Start of Exercise materials

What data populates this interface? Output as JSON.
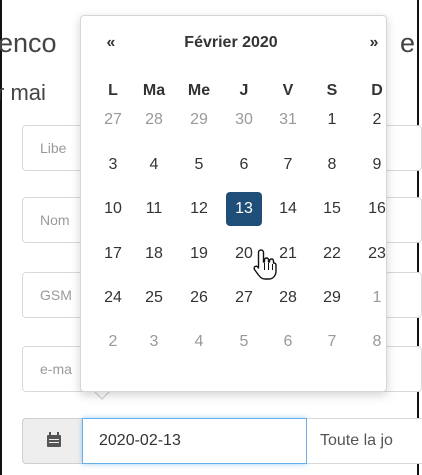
{
  "background": {
    "title_left": "enco",
    "title_right": "e",
    "subtitle": "r mai",
    "fields": [
      {
        "placeholder": "Libe"
      },
      {
        "placeholder": "Nom"
      },
      {
        "placeholder": "GSM"
      },
      {
        "placeholder": "e-ma"
      }
    ],
    "date_value": "2020-02-13",
    "allday_label": "Toute la jo"
  },
  "datepicker": {
    "prev_label": "«",
    "month_label": "Février 2020",
    "next_label": "»",
    "weekdays": [
      "L",
      "Ma",
      "Me",
      "J",
      "V",
      "S",
      "D"
    ],
    "weeks": [
      [
        {
          "d": "27",
          "m": true
        },
        {
          "d": "28",
          "m": true
        },
        {
          "d": "29",
          "m": true
        },
        {
          "d": "30",
          "m": true
        },
        {
          "d": "31",
          "m": true
        },
        {
          "d": "1"
        },
        {
          "d": "2"
        }
      ],
      [
        {
          "d": "3"
        },
        {
          "d": "4"
        },
        {
          "d": "5"
        },
        {
          "d": "6"
        },
        {
          "d": "7"
        },
        {
          "d": "8"
        },
        {
          "d": "9"
        }
      ],
      [
        {
          "d": "10"
        },
        {
          "d": "11"
        },
        {
          "d": "12"
        },
        {
          "d": "13",
          "sel": true
        },
        {
          "d": "14"
        },
        {
          "d": "15"
        },
        {
          "d": "16"
        }
      ],
      [
        {
          "d": "17"
        },
        {
          "d": "18"
        },
        {
          "d": "19"
        },
        {
          "d": "20"
        },
        {
          "d": "21"
        },
        {
          "d": "22"
        },
        {
          "d": "23"
        }
      ],
      [
        {
          "d": "24"
        },
        {
          "d": "25"
        },
        {
          "d": "26"
        },
        {
          "d": "27"
        },
        {
          "d": "28"
        },
        {
          "d": "29"
        },
        {
          "d": "1",
          "m": true
        }
      ],
      [
        {
          "d": "2",
          "m": true
        },
        {
          "d": "3",
          "m": true
        },
        {
          "d": "4",
          "m": true
        },
        {
          "d": "5",
          "m": true
        },
        {
          "d": "6",
          "m": true
        },
        {
          "d": "7",
          "m": true
        },
        {
          "d": "8",
          "m": true
        }
      ]
    ],
    "selected_color": "#1f4e79"
  },
  "icons": {
    "date_addon": "calendar-icon",
    "cursor": "hand-pointer-icon"
  }
}
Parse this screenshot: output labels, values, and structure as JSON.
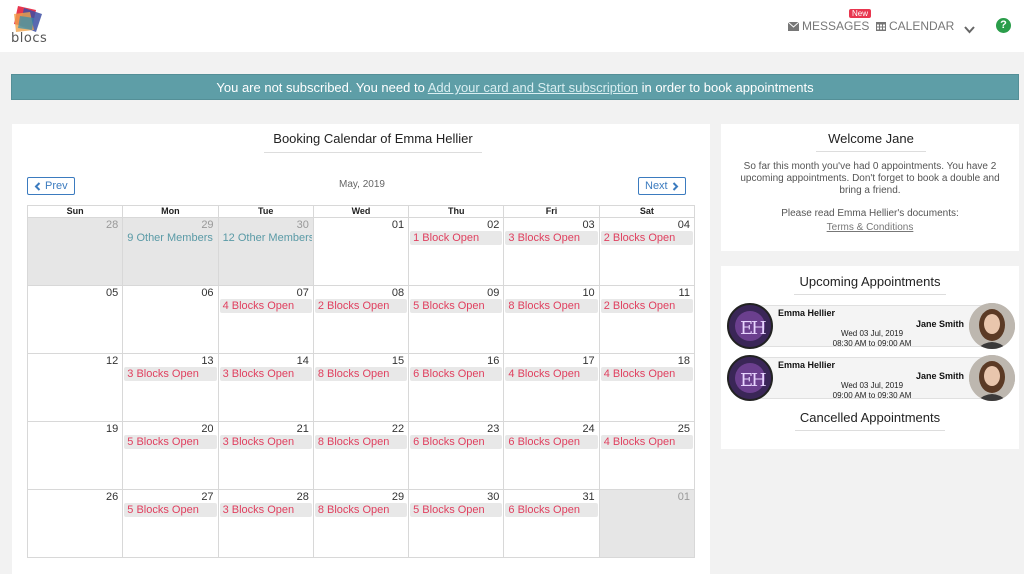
{
  "brand": {
    "name": "blocs"
  },
  "nav": {
    "messages": "MESSAGES",
    "new_badge": "New",
    "calendar": "CALENDAR",
    "help": "?"
  },
  "banner": {
    "prefix": "You are not subscribed. You need to ",
    "link": "Add your card and Start subscription",
    "suffix": " in order to book appointments"
  },
  "calendar": {
    "title": "Booking Calendar of Emma Hellier",
    "prev": "Prev",
    "next": "Next",
    "month": "May, 2019",
    "days_of_week": [
      "Sun",
      "Mon",
      "Tue",
      "Wed",
      "Thu",
      "Fri",
      "Sat"
    ],
    "weeks": [
      [
        {
          "day": "28",
          "other": true,
          "event": ""
        },
        {
          "day": "29",
          "other": true,
          "event": "9 Other Members",
          "kind": "members"
        },
        {
          "day": "30",
          "other": true,
          "event": "12 Other Members",
          "kind": "members"
        },
        {
          "day": "01",
          "other": false,
          "event": ""
        },
        {
          "day": "02",
          "other": false,
          "event": "1 Block Open"
        },
        {
          "day": "03",
          "other": false,
          "event": "3 Blocks Open"
        },
        {
          "day": "04",
          "other": false,
          "event": "2 Blocks Open"
        }
      ],
      [
        {
          "day": "05",
          "other": false,
          "event": ""
        },
        {
          "day": "06",
          "other": false,
          "event": ""
        },
        {
          "day": "07",
          "other": false,
          "event": "4 Blocks Open"
        },
        {
          "day": "08",
          "other": false,
          "event": "2 Blocks Open"
        },
        {
          "day": "09",
          "other": false,
          "event": "5 Blocks Open"
        },
        {
          "day": "10",
          "other": false,
          "event": "8 Blocks Open"
        },
        {
          "day": "11",
          "other": false,
          "event": "2 Blocks Open"
        }
      ],
      [
        {
          "day": "12",
          "other": false,
          "event": ""
        },
        {
          "day": "13",
          "other": false,
          "event": "3 Blocks Open"
        },
        {
          "day": "14",
          "other": false,
          "event": "3 Blocks Open"
        },
        {
          "day": "15",
          "other": false,
          "event": "8 Blocks Open"
        },
        {
          "day": "16",
          "other": false,
          "event": "6 Blocks Open"
        },
        {
          "day": "17",
          "other": false,
          "event": "4 Blocks Open"
        },
        {
          "day": "18",
          "other": false,
          "event": "4 Blocks Open"
        }
      ],
      [
        {
          "day": "19",
          "other": false,
          "event": ""
        },
        {
          "day": "20",
          "other": false,
          "event": "5 Blocks Open"
        },
        {
          "day": "21",
          "other": false,
          "event": "3 Blocks Open"
        },
        {
          "day": "22",
          "other": false,
          "event": "8 Blocks Open"
        },
        {
          "day": "23",
          "other": false,
          "event": "6 Blocks Open"
        },
        {
          "day": "24",
          "other": false,
          "event": "6 Blocks Open"
        },
        {
          "day": "25",
          "other": false,
          "event": "4 Blocks Open"
        }
      ],
      [
        {
          "day": "26",
          "other": false,
          "event": ""
        },
        {
          "day": "27",
          "other": false,
          "event": "5 Blocks Open"
        },
        {
          "day": "28",
          "other": false,
          "event": "3 Blocks Open"
        },
        {
          "day": "29",
          "other": false,
          "event": "8 Blocks Open"
        },
        {
          "day": "30",
          "other": false,
          "event": "5 Blocks Open"
        },
        {
          "day": "31",
          "other": false,
          "event": "6 Blocks Open"
        },
        {
          "day": "01",
          "other": true,
          "event": ""
        }
      ]
    ]
  },
  "welcome": {
    "title": "Welcome Jane",
    "text": "So far this month you've had 0 appointments. You have 2 upcoming appointments. Don't forget to book a double and bring a friend.",
    "docs_label": "Please read Emma Hellier's documents:",
    "docs_link": "Terms & Conditions"
  },
  "upcoming": {
    "title": "Upcoming Appointments",
    "appointments": [
      {
        "provider": "Emma Hellier",
        "client": "Jane Smith",
        "date": "Wed 03 Jul, 2019",
        "time": "08:30 AM to 09:00 AM"
      },
      {
        "provider": "Emma Hellier",
        "client": "Jane Smith",
        "date": "Wed 03 Jul, 2019",
        "time": "09:00 AM to 09:30 AM"
      }
    ]
  },
  "cancelled": {
    "title": "Cancelled Appointments"
  },
  "colors": {
    "banner": "#5e9ea7",
    "event_text": "#e0405f",
    "members_text": "#5a9aa6",
    "nav_button": "#3b7bbf",
    "help": "#2a9d4a",
    "badge": "#e8364f"
  }
}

End of Exercise materials

- Exercise brief:
From the listing above, copy all lines holding the word "placeholder".

- The response:
        "placeholder": "Libe"
        "placeholder": "Nom"
        "placeholder": "GSM"
        "placeholder": "e-ma"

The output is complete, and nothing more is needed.